◆ Task objective: Write out all of the data without omission, exactly as shown.

◆ Data records:
::::
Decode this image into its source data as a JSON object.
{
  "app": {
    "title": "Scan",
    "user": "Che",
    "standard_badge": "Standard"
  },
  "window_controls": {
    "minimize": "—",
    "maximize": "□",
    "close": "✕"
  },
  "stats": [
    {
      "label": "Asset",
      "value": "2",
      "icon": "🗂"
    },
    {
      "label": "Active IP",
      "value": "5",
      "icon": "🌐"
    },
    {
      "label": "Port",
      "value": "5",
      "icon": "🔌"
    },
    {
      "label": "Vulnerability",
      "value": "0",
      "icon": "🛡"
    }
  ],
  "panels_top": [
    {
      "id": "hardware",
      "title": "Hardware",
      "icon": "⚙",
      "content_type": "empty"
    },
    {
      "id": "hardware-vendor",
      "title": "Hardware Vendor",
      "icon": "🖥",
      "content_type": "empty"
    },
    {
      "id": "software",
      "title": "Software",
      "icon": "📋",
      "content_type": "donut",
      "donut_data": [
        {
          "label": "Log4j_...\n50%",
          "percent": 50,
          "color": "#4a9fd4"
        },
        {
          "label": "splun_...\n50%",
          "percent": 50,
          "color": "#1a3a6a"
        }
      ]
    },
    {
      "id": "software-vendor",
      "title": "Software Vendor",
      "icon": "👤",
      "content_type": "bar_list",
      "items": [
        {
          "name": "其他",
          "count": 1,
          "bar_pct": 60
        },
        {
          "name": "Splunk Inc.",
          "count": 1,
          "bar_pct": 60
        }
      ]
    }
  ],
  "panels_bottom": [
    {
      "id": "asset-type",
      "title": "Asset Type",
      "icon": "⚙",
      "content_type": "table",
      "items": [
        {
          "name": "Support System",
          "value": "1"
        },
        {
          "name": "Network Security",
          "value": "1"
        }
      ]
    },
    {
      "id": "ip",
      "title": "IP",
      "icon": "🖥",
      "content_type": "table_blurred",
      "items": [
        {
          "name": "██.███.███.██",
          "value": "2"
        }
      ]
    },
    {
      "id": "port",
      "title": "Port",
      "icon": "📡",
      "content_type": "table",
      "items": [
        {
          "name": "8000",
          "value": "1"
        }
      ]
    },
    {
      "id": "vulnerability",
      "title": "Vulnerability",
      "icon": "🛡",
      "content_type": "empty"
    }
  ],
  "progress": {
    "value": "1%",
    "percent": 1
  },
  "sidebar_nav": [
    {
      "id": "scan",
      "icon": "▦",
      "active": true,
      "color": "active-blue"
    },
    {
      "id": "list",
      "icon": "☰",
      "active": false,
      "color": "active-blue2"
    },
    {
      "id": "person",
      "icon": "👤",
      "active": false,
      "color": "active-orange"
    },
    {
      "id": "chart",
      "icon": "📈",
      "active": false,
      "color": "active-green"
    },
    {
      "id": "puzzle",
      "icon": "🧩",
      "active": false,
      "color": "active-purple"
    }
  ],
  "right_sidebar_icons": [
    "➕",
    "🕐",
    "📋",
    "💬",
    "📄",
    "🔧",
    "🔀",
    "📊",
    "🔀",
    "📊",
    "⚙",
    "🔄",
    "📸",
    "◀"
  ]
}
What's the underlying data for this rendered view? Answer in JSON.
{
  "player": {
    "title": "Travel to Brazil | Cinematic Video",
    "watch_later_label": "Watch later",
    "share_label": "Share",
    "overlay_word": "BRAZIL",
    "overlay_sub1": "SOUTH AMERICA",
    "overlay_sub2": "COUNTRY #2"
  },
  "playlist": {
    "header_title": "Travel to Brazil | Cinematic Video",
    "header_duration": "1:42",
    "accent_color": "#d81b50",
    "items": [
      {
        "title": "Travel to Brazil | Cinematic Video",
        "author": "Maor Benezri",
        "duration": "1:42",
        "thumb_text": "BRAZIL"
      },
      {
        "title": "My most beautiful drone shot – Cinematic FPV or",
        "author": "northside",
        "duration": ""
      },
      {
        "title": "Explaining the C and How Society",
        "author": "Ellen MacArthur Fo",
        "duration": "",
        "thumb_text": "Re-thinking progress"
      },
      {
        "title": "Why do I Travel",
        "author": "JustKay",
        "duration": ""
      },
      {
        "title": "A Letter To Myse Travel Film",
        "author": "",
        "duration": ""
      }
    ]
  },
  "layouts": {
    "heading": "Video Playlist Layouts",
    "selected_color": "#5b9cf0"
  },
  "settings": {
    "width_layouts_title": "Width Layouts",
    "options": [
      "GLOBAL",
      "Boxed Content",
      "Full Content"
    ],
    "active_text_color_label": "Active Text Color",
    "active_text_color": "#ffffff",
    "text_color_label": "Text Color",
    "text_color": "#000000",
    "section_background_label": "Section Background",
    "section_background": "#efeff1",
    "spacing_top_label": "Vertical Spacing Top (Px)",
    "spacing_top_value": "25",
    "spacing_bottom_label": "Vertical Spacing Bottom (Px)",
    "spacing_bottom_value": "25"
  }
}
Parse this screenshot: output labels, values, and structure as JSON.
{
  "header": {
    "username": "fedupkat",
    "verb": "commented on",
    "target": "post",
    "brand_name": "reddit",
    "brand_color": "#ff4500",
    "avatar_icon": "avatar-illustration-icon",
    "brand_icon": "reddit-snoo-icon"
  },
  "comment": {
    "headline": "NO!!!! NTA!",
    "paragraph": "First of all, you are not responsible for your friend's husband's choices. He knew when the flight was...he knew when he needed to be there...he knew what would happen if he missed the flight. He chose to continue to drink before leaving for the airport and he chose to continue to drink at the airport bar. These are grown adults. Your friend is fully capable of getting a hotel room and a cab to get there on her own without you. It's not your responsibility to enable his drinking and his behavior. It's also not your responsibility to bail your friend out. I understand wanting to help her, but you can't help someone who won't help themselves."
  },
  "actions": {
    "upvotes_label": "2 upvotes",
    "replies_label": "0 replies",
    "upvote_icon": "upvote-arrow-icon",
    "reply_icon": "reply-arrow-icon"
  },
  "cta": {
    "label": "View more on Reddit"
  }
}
::::
◆ The response:
Decode this image into its source data as a JSON object.
{
  "app": {
    "title": "Scan",
    "user": "Che",
    "standard_badge": "Standard"
  },
  "window_controls": {
    "minimize": "—",
    "maximize": "□",
    "close": "✕"
  },
  "stats": [
    {
      "label": "Asset",
      "value": "2",
      "icon": "🗂"
    },
    {
      "label": "Active IP",
      "value": "5",
      "icon": "🌐"
    },
    {
      "label": "Port",
      "value": "5",
      "icon": "🔌"
    },
    {
      "label": "Vulnerability",
      "value": "0",
      "icon": "🛡"
    }
  ],
  "panels_top": [
    {
      "id": "hardware",
      "title": "Hardware",
      "icon": "⚙",
      "content_type": "empty"
    },
    {
      "id": "hardware-vendor",
      "title": "Hardware Vendor",
      "icon": "🖥",
      "content_type": "empty"
    },
    {
      "id": "software",
      "title": "Software",
      "icon": "📋",
      "content_type": "donut",
      "donut_data": [
        {
          "label": "Log4j_...\n50%",
          "percent": 50,
          "color": "#4a9fd4"
        },
        {
          "label": "splun_...\n50%",
          "percent": 50,
          "color": "#1a3a6a"
        }
      ]
    },
    {
      "id": "software-vendor",
      "title": "Software Vendor",
      "icon": "👤",
      "content_type": "bar_list",
      "items": [
        {
          "name": "其他",
          "count": 1,
          "bar_pct": 60
        },
        {
          "name": "Splunk Inc.",
          "count": 1,
          "bar_pct": 60
        }
      ]
    }
  ],
  "panels_bottom": [
    {
      "id": "asset-type",
      "title": "Asset Type",
      "icon": "⚙",
      "content_type": "table",
      "items": [
        {
          "name": "Support System",
          "value": "1"
        },
        {
          "name": "Network Security",
          "value": "1"
        }
      ]
    },
    {
      "id": "ip",
      "title": "IP",
      "icon": "🖥",
      "content_type": "table_blurred",
      "items": [
        {
          "name": "██.███.███.██",
          "value": "2"
        }
      ]
    },
    {
      "id": "port",
      "title": "Port",
      "icon": "📡",
      "content_type": "table",
      "items": [
        {
          "name": "8000",
          "value": "1"
        }
      ]
    },
    {
      "id": "vulnerability",
      "title": "Vulnerability",
      "icon": "🛡",
      "content_type": "empty"
    }
  ],
  "progress": {
    "value": "1%",
    "percent": 1
  },
  "sidebar_nav": [
    {
      "id": "scan",
      "icon": "▦",
      "active": true,
      "color": "active-blue"
    },
    {
      "id": "list",
      "icon": "☰",
      "active": false,
      "color": "active-blue2"
    },
    {
      "id": "person",
      "icon": "👤",
      "active": false,
      "color": "active-orange"
    },
    {
      "id": "chart",
      "icon": "📈",
      "active": false,
      "color": "active-green"
    },
    {
      "id": "puzzle",
      "icon": "🧩",
      "active": false,
      "color": "active-purple"
    }
  ],
  "right_sidebar_icons": [
    "➕",
    "🕐",
    "📋",
    "💬",
    "📄",
    "🔧",
    "🔀",
    "📊",
    "🔀",
    "📊",
    "⚙",
    "🔄",
    "📸",
    "◀"
  ]
}
What's the underlying data for this rendered view? Answer in JSON.
{
  "player": {
    "title": "Travel to Brazil | Cinematic Video",
    "watch_later_label": "Watch later",
    "share_label": "Share",
    "overlay_word": "BRAZIL",
    "overlay_sub1": "SOUTH AMERICA",
    "overlay_sub2": "COUNTRY #2"
  },
  "playlist": {
    "header_title": "Travel to Brazil | Cinematic Video",
    "header_duration": "1:42",
    "accent_color": "#d81b50",
    "items": [
      {
        "title": "Travel to Brazil | Cinematic Video",
        "author": "Maor Benezri",
        "duration": "1:42",
        "thumb_text": "BRAZIL"
      },
      {
        "title": "My most beautiful drone shot – Cinematic FPV or",
        "author": "northside",
        "duration": ""
      },
      {
        "title": "Explaining the C and How Society",
        "author": "Ellen MacArthur Fo",
        "duration": "",
        "thumb_text": "Re-thinking progress"
      },
      {
        "title": "Why do I Travel",
        "author": "JustKay",
        "duration": ""
      },
      {
        "title": "A Letter To Myse Travel Film",
        "author": "",
        "duration": ""
      }
    ]
  },
  "layouts": {
    "heading": "Video Playlist Layouts",
    "selected_color": "#5b9cf0"
  },
  "settings": {
    "width_layouts_title": "Width Layouts",
    "options": [
      "GLOBAL",
      "Boxed Content",
      "Full Content"
    ],
    "active_text_color_label": "Active Text Color",
    "active_text_color": "#ffffff",
    "text_color_label": "Text Color",
    "text_color": "#000000",
    "section_background_label": "Section Background",
    "section_background": "#efeff1",
    "spacing_top_label": "Vertical Spacing Top (Px)",
    "spacing_top_value": "25",
    "spacing_bottom_label": "Vertical Spacing Bottom (Px)",
    "spacing_bottom_value": "25"
  }
}
Parse this screenshot: output labels, values, and structure as JSON.
{
  "header": {
    "username": "fedupkat",
    "verb": "commented on",
    "target": "post",
    "brand_name": "reddit",
    "brand_color": "#ff4500",
    "avatar_icon": "avatar-illustration-icon",
    "brand_icon": "reddit-snoo-icon"
  },
  "comment": {
    "headline": "NO!!!! NTA!",
    "paragraph": "First of all, you are not responsible for your friend's husband's choices. He knew when the flight was...he knew when he needed to be there...he knew what would happen if he missed the flight. He chose to continue to drink before leaving for the airport and he chose to continue to drink at the airport bar. These are grown adults. Your friend is fully capable of getting a hotel room and a cab to get there on her own without you. It's not your responsibility to enable his drinking and his behavior. It's also not your responsibility to bail your friend out. I understand wanting to help her, but you can't help someone who won't help themselves."
  },
  "actions": {
    "upvotes_label": "2 upvotes",
    "replies_label": "0 replies",
    "upvote_icon": "upvote-arrow-icon",
    "reply_icon": "reply-arrow-icon"
  },
  "cta": {
    "label": "View more on Reddit"
  }
}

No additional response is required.